[Stored entries]
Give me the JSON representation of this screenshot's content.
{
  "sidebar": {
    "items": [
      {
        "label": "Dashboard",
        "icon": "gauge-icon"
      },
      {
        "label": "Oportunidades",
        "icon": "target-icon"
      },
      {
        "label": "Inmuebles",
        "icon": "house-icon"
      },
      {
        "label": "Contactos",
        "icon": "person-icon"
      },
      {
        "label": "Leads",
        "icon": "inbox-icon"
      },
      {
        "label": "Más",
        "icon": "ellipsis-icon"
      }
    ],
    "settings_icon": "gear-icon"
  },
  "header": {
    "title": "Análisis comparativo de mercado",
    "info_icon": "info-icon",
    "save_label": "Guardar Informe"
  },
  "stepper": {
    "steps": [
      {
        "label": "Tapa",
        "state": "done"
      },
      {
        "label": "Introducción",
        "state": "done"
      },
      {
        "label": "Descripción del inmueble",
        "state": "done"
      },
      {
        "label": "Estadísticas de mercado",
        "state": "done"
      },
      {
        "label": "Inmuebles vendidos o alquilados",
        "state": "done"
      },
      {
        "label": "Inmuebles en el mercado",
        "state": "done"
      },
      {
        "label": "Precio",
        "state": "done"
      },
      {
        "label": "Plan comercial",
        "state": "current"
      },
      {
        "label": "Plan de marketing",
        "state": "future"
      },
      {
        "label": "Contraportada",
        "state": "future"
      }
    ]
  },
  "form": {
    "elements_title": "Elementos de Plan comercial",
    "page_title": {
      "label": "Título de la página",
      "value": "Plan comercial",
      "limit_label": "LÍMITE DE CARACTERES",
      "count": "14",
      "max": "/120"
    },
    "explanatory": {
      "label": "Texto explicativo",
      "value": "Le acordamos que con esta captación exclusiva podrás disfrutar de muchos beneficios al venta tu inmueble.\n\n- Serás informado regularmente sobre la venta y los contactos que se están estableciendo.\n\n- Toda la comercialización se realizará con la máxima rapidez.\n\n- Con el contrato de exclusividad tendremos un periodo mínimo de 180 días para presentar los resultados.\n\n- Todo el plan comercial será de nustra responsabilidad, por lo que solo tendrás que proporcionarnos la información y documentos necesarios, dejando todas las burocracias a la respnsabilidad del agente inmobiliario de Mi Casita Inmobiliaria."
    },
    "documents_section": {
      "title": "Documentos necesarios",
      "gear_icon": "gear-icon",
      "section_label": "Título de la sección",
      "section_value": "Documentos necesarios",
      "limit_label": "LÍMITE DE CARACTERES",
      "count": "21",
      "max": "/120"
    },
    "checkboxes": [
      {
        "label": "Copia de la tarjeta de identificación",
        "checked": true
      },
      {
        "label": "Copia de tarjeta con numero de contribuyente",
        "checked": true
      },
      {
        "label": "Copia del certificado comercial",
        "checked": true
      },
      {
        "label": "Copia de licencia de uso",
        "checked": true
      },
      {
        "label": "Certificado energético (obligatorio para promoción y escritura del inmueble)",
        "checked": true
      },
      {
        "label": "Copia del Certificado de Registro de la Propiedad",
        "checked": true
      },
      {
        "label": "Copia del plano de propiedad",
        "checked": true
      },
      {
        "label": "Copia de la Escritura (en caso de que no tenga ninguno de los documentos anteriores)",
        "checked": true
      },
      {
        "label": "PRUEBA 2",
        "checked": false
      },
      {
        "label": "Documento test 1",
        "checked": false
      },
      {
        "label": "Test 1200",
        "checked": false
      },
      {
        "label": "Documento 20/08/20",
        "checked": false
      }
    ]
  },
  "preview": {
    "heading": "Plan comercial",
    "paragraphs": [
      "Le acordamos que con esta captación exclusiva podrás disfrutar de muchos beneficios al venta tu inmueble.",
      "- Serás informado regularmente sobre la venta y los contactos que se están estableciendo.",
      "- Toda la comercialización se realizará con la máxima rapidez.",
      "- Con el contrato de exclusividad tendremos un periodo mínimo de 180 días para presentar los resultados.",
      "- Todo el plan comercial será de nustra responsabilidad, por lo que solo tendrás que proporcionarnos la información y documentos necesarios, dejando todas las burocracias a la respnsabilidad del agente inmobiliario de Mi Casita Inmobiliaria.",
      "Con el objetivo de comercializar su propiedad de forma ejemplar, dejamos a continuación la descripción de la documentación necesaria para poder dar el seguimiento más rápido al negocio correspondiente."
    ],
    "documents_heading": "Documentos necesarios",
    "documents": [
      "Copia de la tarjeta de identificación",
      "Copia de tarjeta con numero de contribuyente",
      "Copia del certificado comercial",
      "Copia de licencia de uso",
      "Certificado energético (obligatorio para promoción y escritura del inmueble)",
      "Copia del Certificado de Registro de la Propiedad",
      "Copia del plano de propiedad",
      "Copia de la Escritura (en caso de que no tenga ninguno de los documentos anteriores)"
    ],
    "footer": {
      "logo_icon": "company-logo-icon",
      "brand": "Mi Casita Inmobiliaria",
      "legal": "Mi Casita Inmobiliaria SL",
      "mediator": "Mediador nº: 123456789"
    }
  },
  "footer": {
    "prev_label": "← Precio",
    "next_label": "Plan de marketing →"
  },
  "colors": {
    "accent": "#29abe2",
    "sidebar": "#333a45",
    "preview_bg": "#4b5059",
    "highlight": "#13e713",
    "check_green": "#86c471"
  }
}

▸ TASK DETAILS: Give the records above again, word for word.

▸ ANSWER FOR THIS EXERCISE:
Give me the JSON representation of this screenshot's content.
{
  "sidebar": {
    "items": [
      {
        "label": "Dashboard",
        "icon": "gauge-icon"
      },
      {
        "label": "Oportunidades",
        "icon": "target-icon"
      },
      {
        "label": "Inmuebles",
        "icon": "house-icon"
      },
      {
        "label": "Contactos",
        "icon": "person-icon"
      },
      {
        "label": "Leads",
        "icon": "inbox-icon"
      },
      {
        "label": "Más",
        "icon": "ellipsis-icon"
      }
    ],
    "settings_icon": "gear-icon"
  },
  "header": {
    "title": "Análisis comparativo de mercado",
    "info_icon": "info-icon",
    "save_label": "Guardar Informe"
  },
  "stepper": {
    "steps": [
      {
        "label": "Tapa",
        "state": "done"
      },
      {
        "label": "Introducción",
        "state": "done"
      },
      {
        "label": "Descripción del inmueble",
        "state": "done"
      },
      {
        "label": "Estadísticas de mercado",
        "state": "done"
      },
      {
        "label": "Inmuebles vendidos o alquilados",
        "state": "done"
      },
      {
        "label": "Inmuebles en el mercado",
        "state": "done"
      },
      {
        "label": "Precio",
        "state": "done"
      },
      {
        "label": "Plan comercial",
        "state": "current"
      },
      {
        "label": "Plan de marketing",
        "state": "future"
      },
      {
        "label": "Contraportada",
        "state": "future"
      }
    ]
  },
  "form": {
    "elements_title": "Elementos de Plan comercial",
    "page_title": {
      "label": "Título de la página",
      "value": "Plan comercial",
      "limit_label": "LÍMITE DE CARACTERES",
      "count": "14",
      "max": "/120"
    },
    "explanatory": {
      "label": "Texto explicativo",
      "value": "Le acordamos que con esta captación exclusiva podrás disfrutar de muchos beneficios al venta tu inmueble.\n\n- Serás informado regularmente sobre la venta y los contactos que se están estableciendo.\n\n- Toda la comercialización se realizará con la máxima rapidez.\n\n- Con el contrato de exclusividad tendremos un periodo mínimo de 180 días para presentar los resultados.\n\n- Todo el plan comercial será de nustra responsabilidad, por lo que solo tendrás que proporcionarnos la información y documentos necesarios, dejando todas las burocracias a la respnsabilidad del agente inmobiliario de Mi Casita Inmobiliaria."
    },
    "documents_section": {
      "title": "Documentos necesarios",
      "gear_icon": "gear-icon",
      "section_label": "Título de la sección",
      "section_value": "Documentos necesarios",
      "limit_label": "LÍMITE DE CARACTERES",
      "count": "21",
      "max": "/120"
    },
    "checkboxes": [
      {
        "label": "Copia de la tarjeta de identificación",
        "checked": true
      },
      {
        "label": "Copia de tarjeta con numero de contribuyente",
        "checked": true
      },
      {
        "label": "Copia del certificado comercial",
        "checked": true
      },
      {
        "label": "Copia de licencia de uso",
        "checked": true
      },
      {
        "label": "Certificado energético (obligatorio para promoción y escritura del inmueble)",
        "checked": true
      },
      {
        "label": "Copia del Certificado de Registro de la Propiedad",
        "checked": true
      },
      {
        "label": "Copia del plano de propiedad",
        "checked": true
      },
      {
        "label": "Copia de la Escritura (en caso de que no tenga ninguno de los documentos anteriores)",
        "checked": true
      },
      {
        "label": "PRUEBA 2",
        "checked": false
      },
      {
        "label": "Documento test 1",
        "checked": false
      },
      {
        "label": "Test 1200",
        "checked": false
      },
      {
        "label": "Documento 20/08/20",
        "checked": false
      }
    ]
  },
  "preview": {
    "heading": "Plan comercial",
    "paragraphs": [
      "Le acordamos que con esta captación exclusiva podrás disfrutar de muchos beneficios al venta tu inmueble.",
      "- Serás informado regularmente sobre la venta y los contactos que se están estableciendo.",
      "- Toda la comercialización se realizará con la máxima rapidez.",
      "- Con el contrato de exclusividad tendremos un periodo mínimo de 180 días para presentar los resultados.",
      "- Todo el plan comercial será de nustra responsabilidad, por lo que solo tendrás que proporcionarnos la información y documentos necesarios, dejando todas las burocracias a la respnsabilidad del agente inmobiliario de Mi Casita Inmobiliaria.",
      "Con el objetivo de comercializar su propiedad de forma ejemplar, dejamos a continuación la descripción de la documentación necesaria para poder dar el seguimiento más rápido al negocio correspondiente."
    ],
    "documents_heading": "Documentos necesarios",
    "documents": [
      "Copia de la tarjeta de identificación",
      "Copia de tarjeta con numero de contribuyente",
      "Copia del certificado comercial",
      "Copia de licencia de uso",
      "Certificado energético (obligatorio para promoción y escritura del inmueble)",
      "Copia del Certificado de Registro de la Propiedad",
      "Copia del plano de propiedad",
      "Copia de la Escritura (en caso de que no tenga ninguno de los documentos anteriores)"
    ],
    "footer": {
      "logo_icon": "company-logo-icon",
      "brand": "Mi Casita Inmobiliaria",
      "legal": "Mi Casita Inmobiliaria SL",
      "mediator": "Mediador nº: 123456789"
    }
  },
  "footer": {
    "prev_label": "← Precio",
    "next_label": "Plan de marketing →"
  },
  "colors": {
    "accent": "#29abe2",
    "sidebar": "#333a45",
    "preview_bg": "#4b5059",
    "highlight": "#13e713",
    "check_green": "#86c471"
  }
}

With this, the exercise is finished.